>> START RECORDS PROVIDED

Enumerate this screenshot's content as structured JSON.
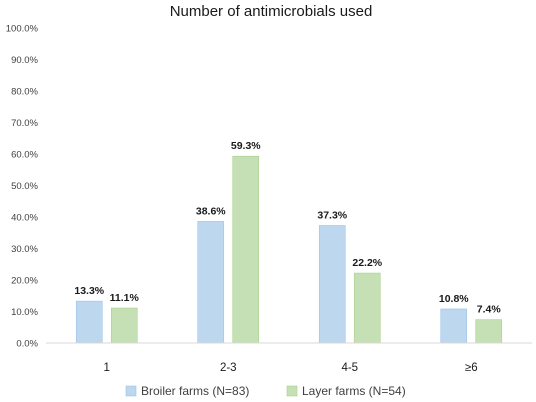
{
  "chart_data": {
    "type": "bar",
    "title": "Number of antimicrobials used",
    "categories": [
      "1",
      "2-3",
      "4-5",
      "≥6"
    ],
    "series": [
      {
        "name": "Broiler farms (N=83)",
        "values": [
          13.3,
          38.6,
          37.3,
          10.8
        ],
        "labels": [
          "13.3%",
          "38.6%",
          "37.3%",
          "10.8%"
        ],
        "color": "#bdd7ee",
        "stroke": "#9dc3e6"
      },
      {
        "name": "Layer farms (N=54)",
        "values": [
          11.1,
          59.3,
          22.2,
          7.4
        ],
        "labels": [
          "11.1%",
          "59.3%",
          "22.2%",
          "7.4%"
        ],
        "color": "#c5e0b4",
        "stroke": "#a9d18e"
      }
    ],
    "yticks": [
      "0.0%",
      "10.0%",
      "20.0%",
      "30.0%",
      "40.0%",
      "50.0%",
      "60.0%",
      "70.0%",
      "80.0%",
      "90.0%",
      "100.0%"
    ],
    "ylim": [
      0,
      100
    ],
    "xlabel": "",
    "ylabel": "",
    "grid": false,
    "legend": "bottom"
  }
}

>> END RECORDS PROVIDED

#### DIRECTIVE
Print out the material word for word, omitting the pictures.

#### OUTPUT FOR THIS EXERCISE
Enumerate this screenshot's content as structured JSON.
{
  "chart_data": {
    "type": "bar",
    "title": "Number of antimicrobials used",
    "categories": [
      "1",
      "2-3",
      "4-5",
      "≥6"
    ],
    "series": [
      {
        "name": "Broiler farms (N=83)",
        "values": [
          13.3,
          38.6,
          37.3,
          10.8
        ],
        "labels": [
          "13.3%",
          "38.6%",
          "37.3%",
          "10.8%"
        ],
        "color": "#bdd7ee",
        "stroke": "#9dc3e6"
      },
      {
        "name": "Layer farms (N=54)",
        "values": [
          11.1,
          59.3,
          22.2,
          7.4
        ],
        "labels": [
          "11.1%",
          "59.3%",
          "22.2%",
          "7.4%"
        ],
        "color": "#c5e0b4",
        "stroke": "#a9d18e"
      }
    ],
    "yticks": [
      "0.0%",
      "10.0%",
      "20.0%",
      "30.0%",
      "40.0%",
      "50.0%",
      "60.0%",
      "70.0%",
      "80.0%",
      "90.0%",
      "100.0%"
    ],
    "ylim": [
      0,
      100
    ],
    "xlabel": "",
    "ylabel": "",
    "grid": false,
    "legend": "bottom"
  }
}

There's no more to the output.